*本文*:
^^^^^^^^
返信


■--(無題)
++ 島村英紀 (中学生)…44回          

コラムその31「警戒せよ!生死を分ける地震の基礎知識」
 │ 「富士山噴火しない」はあり得ない
 │ 現在、噴火中の小笠原の新島も富士山とつながっている!
 │ 前兆なしに噴く多数の火山、富士山も適切な前兆を出すとは限らない
 └────(地震学者)

○富士山の最後の噴火は1707年(宝永4年)のことだった。以後、300年以上も
噴火していない。噴火をくり返してきた富士山でこれほど長い休止を経過した
ことはない。たとえば平安時代は約300年間だったが、その間に10回も噴火し
ている。地球物理学から見れば、富士山がこのまま将来も噴火しないことはあ
り得ない。
 富士山の下には太平洋プレートがフィリピン海プレートと衝突して潜り込ん
だときに出来るマグマが次々に生まれていて、これがやがて噴火して出てくる
ことは明らかだからである。
^^^^^^^^
*提供記録*:
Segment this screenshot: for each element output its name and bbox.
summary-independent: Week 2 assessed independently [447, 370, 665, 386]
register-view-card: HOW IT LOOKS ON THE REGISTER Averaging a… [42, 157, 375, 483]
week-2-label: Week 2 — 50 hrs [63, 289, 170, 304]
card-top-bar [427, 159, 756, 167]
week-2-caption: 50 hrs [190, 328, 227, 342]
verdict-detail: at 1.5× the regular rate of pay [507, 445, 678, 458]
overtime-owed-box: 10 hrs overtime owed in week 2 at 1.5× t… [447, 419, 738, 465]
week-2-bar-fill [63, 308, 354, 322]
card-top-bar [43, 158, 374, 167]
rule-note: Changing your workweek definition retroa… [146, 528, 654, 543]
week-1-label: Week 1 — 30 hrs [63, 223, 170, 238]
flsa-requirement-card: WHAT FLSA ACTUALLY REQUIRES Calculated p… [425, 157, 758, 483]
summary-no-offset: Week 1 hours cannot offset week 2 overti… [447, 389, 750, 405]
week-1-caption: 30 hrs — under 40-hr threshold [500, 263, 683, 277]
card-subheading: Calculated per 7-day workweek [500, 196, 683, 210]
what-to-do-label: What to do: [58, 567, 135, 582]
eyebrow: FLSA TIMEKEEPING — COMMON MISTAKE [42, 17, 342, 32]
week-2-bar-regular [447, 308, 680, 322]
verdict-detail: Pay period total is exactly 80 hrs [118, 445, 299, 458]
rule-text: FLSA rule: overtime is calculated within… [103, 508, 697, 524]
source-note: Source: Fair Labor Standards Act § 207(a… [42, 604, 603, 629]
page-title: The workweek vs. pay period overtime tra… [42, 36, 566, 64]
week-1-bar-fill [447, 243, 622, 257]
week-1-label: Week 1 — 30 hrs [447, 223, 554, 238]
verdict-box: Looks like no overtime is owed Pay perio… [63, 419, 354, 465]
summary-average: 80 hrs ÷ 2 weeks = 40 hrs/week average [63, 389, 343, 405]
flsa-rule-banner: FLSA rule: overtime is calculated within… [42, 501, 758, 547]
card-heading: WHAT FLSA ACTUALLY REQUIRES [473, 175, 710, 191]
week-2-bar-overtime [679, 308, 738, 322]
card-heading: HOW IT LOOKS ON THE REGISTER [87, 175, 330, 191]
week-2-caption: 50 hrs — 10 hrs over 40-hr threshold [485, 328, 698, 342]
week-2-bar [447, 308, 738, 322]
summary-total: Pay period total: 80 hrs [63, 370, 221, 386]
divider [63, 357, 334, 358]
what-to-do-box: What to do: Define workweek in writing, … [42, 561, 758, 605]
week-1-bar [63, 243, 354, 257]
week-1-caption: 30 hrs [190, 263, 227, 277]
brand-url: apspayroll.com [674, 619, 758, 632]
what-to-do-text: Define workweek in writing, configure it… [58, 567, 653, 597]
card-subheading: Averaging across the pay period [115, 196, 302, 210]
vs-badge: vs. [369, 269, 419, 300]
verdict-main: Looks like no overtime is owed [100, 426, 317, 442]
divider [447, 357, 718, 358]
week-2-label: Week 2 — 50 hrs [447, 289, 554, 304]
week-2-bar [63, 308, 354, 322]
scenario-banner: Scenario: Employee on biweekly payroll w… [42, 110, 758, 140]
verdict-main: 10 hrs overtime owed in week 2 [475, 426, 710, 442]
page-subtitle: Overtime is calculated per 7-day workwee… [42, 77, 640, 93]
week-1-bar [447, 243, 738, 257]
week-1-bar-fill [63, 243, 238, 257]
^^^^^^^^
*目的 A*: 富士山の噴火を扱った本文にある「富士山の最後の噴火は1707年(宝永4年)のことだった。」という一文を英語に翻訳してください。
*目的 B*: 富士山の噴火を扱った本文を、最後の文の後から書き継いでください。

*回答 A*: Mount Fuji's last eruption took place in 1707 (the fourth year of the Hōei era).

*回答 B*:
 この二つのプレートの衝突は富士山の直下だけではない。そこから南へ1000
キロ以上も続いていて、マグマも富士山の下から帯状に南へ続いている。11月
から噴火を続けている小笠原・西之島の新島も、このマグマが上がってきたも
のなのである。
 マグマが地下で南北に伸びる帯状につながっているから、そこから上がって
きて噴火する火山も南北の列になる。富士火山帯だ。1989年に伊豆半島の伊東
の沖で海底噴火した手石海丘も、伊豆大島も八丈島も、この火山帯に属する火
山なのである。三宅島で4月に火山性の群発地震が起きたのも、この火山帯の
活動の一環である。

○ところで、富士山がいずれ噴火することを予想して、もちろん、それなりの
観測網が敷かれている。残念ながら地下のマグマの量や動きを見ることは現在
の科学では出来ない。それゆえ他の活動的な火山と同様、付近で起きる小さな
地震の観測や、山体膨張の観測である。
 このうち、富士山では特有の地震が観測されている。「低周波地震」だ。他の地震とはちがって低い周波数成分が多い地震である。
 この地震はマグマの動きと関連している。他の火山で観測されることもあるが、富士山では地下15 - 20キロ、つまり富士山の高さの5倍もの深さのところ起きる。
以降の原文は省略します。